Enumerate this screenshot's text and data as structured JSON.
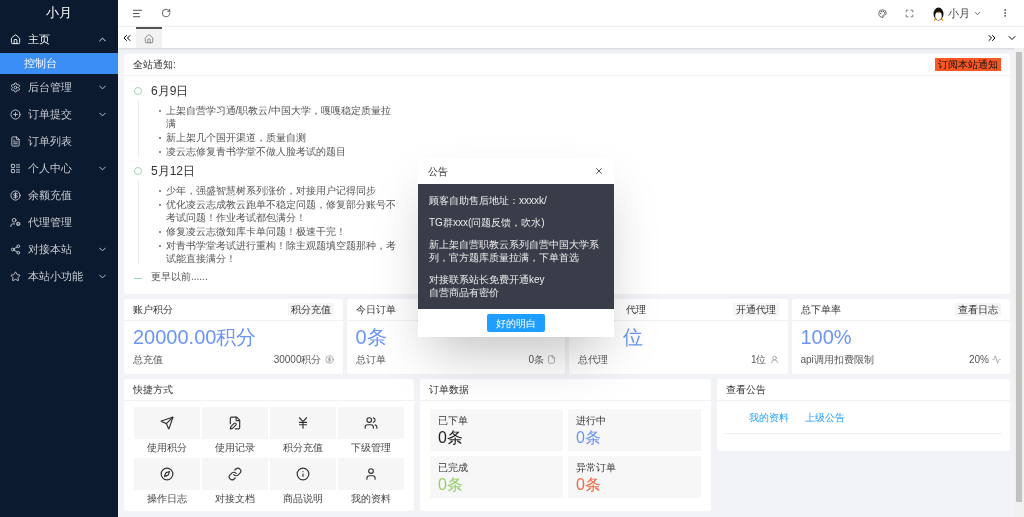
{
  "sidebar": {
    "title": "小月",
    "items": [
      {
        "label": "主页",
        "expanded": true,
        "children": [
          {
            "label": "控制台",
            "selected": true
          }
        ]
      },
      {
        "label": "后台管理",
        "expanded": false
      },
      {
        "label": "订单提交",
        "expanded": false
      },
      {
        "label": "订单列表"
      },
      {
        "label": "个人中心",
        "expanded": false
      },
      {
        "label": "余额充值"
      },
      {
        "label": "代理管理"
      },
      {
        "label": "对接本站",
        "expanded": false
      },
      {
        "label": "本站小功能",
        "expanded": false
      }
    ]
  },
  "header": {
    "user": "小月"
  },
  "notice": {
    "title": "全站通知:",
    "badge": "订阅本站通知",
    "groups": [
      {
        "date": "6月9日",
        "items": [
          "上架自营学习通/职教云/中国大学，嘎嘎稳定质量拉满",
          "新上架几个国开渠道，质量自测",
          "凌云志修复青书学堂不做人脸考试的题目"
        ]
      },
      {
        "date": "5月12日",
        "items": [
          "少年，强盛智慧树系列涨价，对接用户记得同步",
          "优化凌云志成教云跑单不稳定问题，修复部分账号不考试问题！作业考试都包满分！",
          "修复凌云志微知库卡单问题！极速干完！",
          "对青书学堂考试进行重构！除主观题填空题那种，考试能直接满分！"
        ]
      }
    ],
    "more": "更早以前......"
  },
  "stats": [
    {
      "title": "账户积分",
      "button": "积分充值",
      "value": "20000.00积分",
      "footer": "总充值",
      "footer_value": "30000积分",
      "covered": false
    },
    {
      "title": "今日订单",
      "value": "0条",
      "footer": "总订单",
      "footer_value": "0条",
      "covered": false
    },
    {
      "title": "代理",
      "button": "开通代理",
      "value": "位",
      "footer": "总代理",
      "footer_value": "1位",
      "covered": true
    },
    {
      "title": "总下单率",
      "button": "查看日志",
      "value": "100%",
      "footer": "api调用扣费限制",
      "footer_value": "20%",
      "covered": false
    }
  ],
  "shortcuts": {
    "title": "快捷方式",
    "items": [
      "使用积分",
      "使用记录",
      "积分充值",
      "下级管理",
      "操作日志",
      "对接文档",
      "商品说明",
      "我的资料"
    ]
  },
  "orders": {
    "title": "订单数据",
    "tiles": [
      {
        "label": "已下单",
        "value": "0条",
        "color": "#222222"
      },
      {
        "label": "进行中",
        "value": "0条",
        "color": "#6b95f5"
      },
      {
        "label": "已完成",
        "value": "0条",
        "color": "#93cf6a"
      },
      {
        "label": "异常订单",
        "value": "0条",
        "color": "#f06a41"
      }
    ]
  },
  "announcements": {
    "title": "查看公告",
    "links": [
      "我的资料",
      "上级公告"
    ]
  },
  "modal": {
    "title": "公告",
    "paragraphs": [
      "顾客自助售后地址：xxxxk/",
      "TG群xxx(问题反馈，吹水)",
      "新上架自营职教云系列自营中国大学系列，官方题库质量拉满，下单首选",
      "对接联系站长免费开通key\n自营商品有密价"
    ],
    "button": "好的明白"
  }
}
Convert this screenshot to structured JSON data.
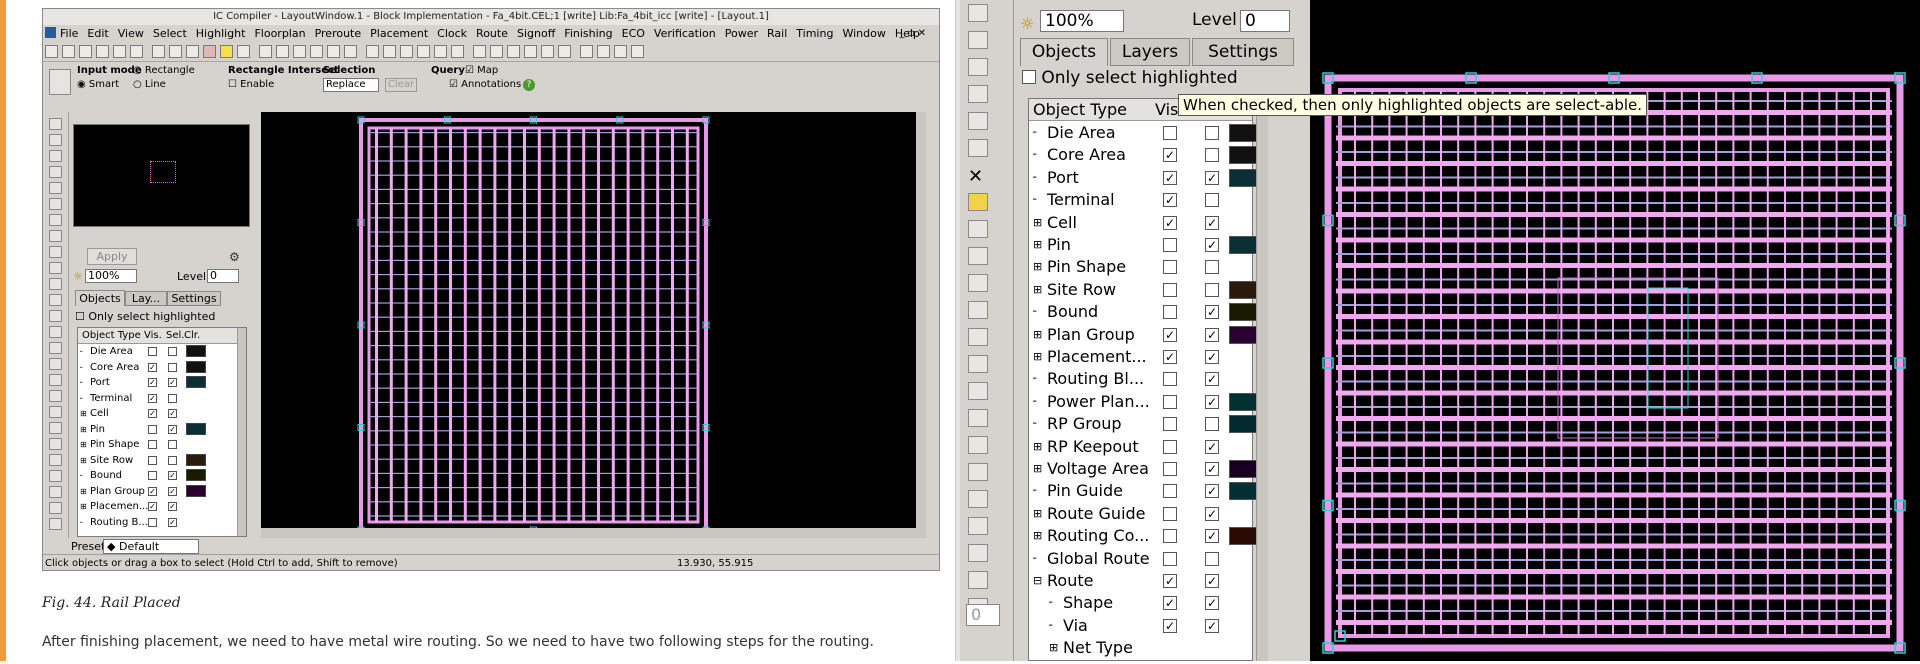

◆ ◆ ◆ ◆

## [TASK INSTRUCTIONS]
Pictures are excluded; copy every other part of the records exactly.

## [EXERCISE RESULT]
Enumerate this screenshot's text and data as structured JSON.
{
  "sidebar": {
    "title": "小月",
    "items": [
      {
        "label": "主页",
        "expanded": true,
        "children": [
          {
            "label": "控制台",
            "selected": true
          }
        ]
      },
      {
        "label": "后台管理",
        "expanded": false
      },
      {
        "label": "订单提交",
        "expanded": false
      },
      {
        "label": "订单列表"
      },
      {
        "label": "个人中心",
        "expanded": false
      },
      {
        "label": "余额充值"
      },
      {
        "label": "代理管理"
      },
      {
        "label": "对接本站",
        "expanded": false
      },
      {
        "label": "本站小功能",
        "expanded": false
      }
    ]
  },
  "header": {
    "user": "小月"
  },
  "notice": {
    "title": "全站通知:",
    "badge": "订阅本站通知",
    "groups": [
      {
        "date": "6月9日",
        "items": [
          "上架自营学习通/职教云/中国大学，嘎嘎稳定质量拉满",
          "新上架几个国开渠道，质量自测",
          "凌云志修复青书学堂不做人脸考试的题目"
        ]
      },
      {
        "date": "5月12日",
        "items": [
          "少年，强盛智慧树系列涨价，对接用户记得同步",
          "优化凌云志成教云跑单不稳定问题，修复部分账号不考试问题！作业考试都包满分！",
          "修复凌云志微知库卡单问题！极速干完！",
          "对青书学堂考试进行重构！除主观题填空题那种，考试能直接满分！"
        ]
      }
    ],
    "more": "更早以前......"
  },
  "stats": [
    {
      "title": "账户积分",
      "button": "积分充值",
      "value": "20000.00积分",
      "footer": "总充值",
      "footer_value": "30000积分",
      "covered": false
    },
    {
      "title": "今日订单",
      "value": "0条",
      "footer": "总订单",
      "footer_value": "0条",
      "covered": false
    },
    {
      "title": "代理",
      "button": "开通代理",
      "value": "位",
      "footer": "总代理",
      "footer_value": "1位",
      "covered": true
    },
    {
      "title": "总下单率",
      "button": "查看日志",
      "value": "100%",
      "footer": "api调用扣费限制",
      "footer_value": "20%",
      "covered": false
    }
  ],
  "shortcuts": {
    "title": "快捷方式",
    "items": [
      "使用积分",
      "使用记录",
      "积分充值",
      "下级管理",
      "操作日志",
      "对接文档",
      "商品说明",
      "我的资料"
    ]
  },
  "orders": {
    "title": "订单数据",
    "tiles": [
      {
        "label": "已下单",
        "value": "0条",
        "color": "#222222"
      },
      {
        "label": "进行中",
        "value": "0条",
        "color": "#6b95f5"
      },
      {
        "label": "已完成",
        "value": "0条",
        "color": "#93cf6a"
      },
      {
        "label": "异常订单",
        "value": "0条",
        "color": "#f06a41"
      }
    ]
  },
  "announcements": {
    "title": "查看公告",
    "links": [
      "我的资料",
      "上级公告"
    ]
  },
  "modal": {
    "title": "公告",
    "paragraphs": [
      "顾客自助售后地址：xxxxk/",
      "TG群xxx(问题反馈，吹水)",
      "新上架自营职教云系列自营中国大学系列，官方题库质量拉满，下单首选",
      "对接联系站长免费开通key\n自营商品有密价"
    ],
    "button": "好的明白"
  }
}
Convert this screenshot to structured JSON data.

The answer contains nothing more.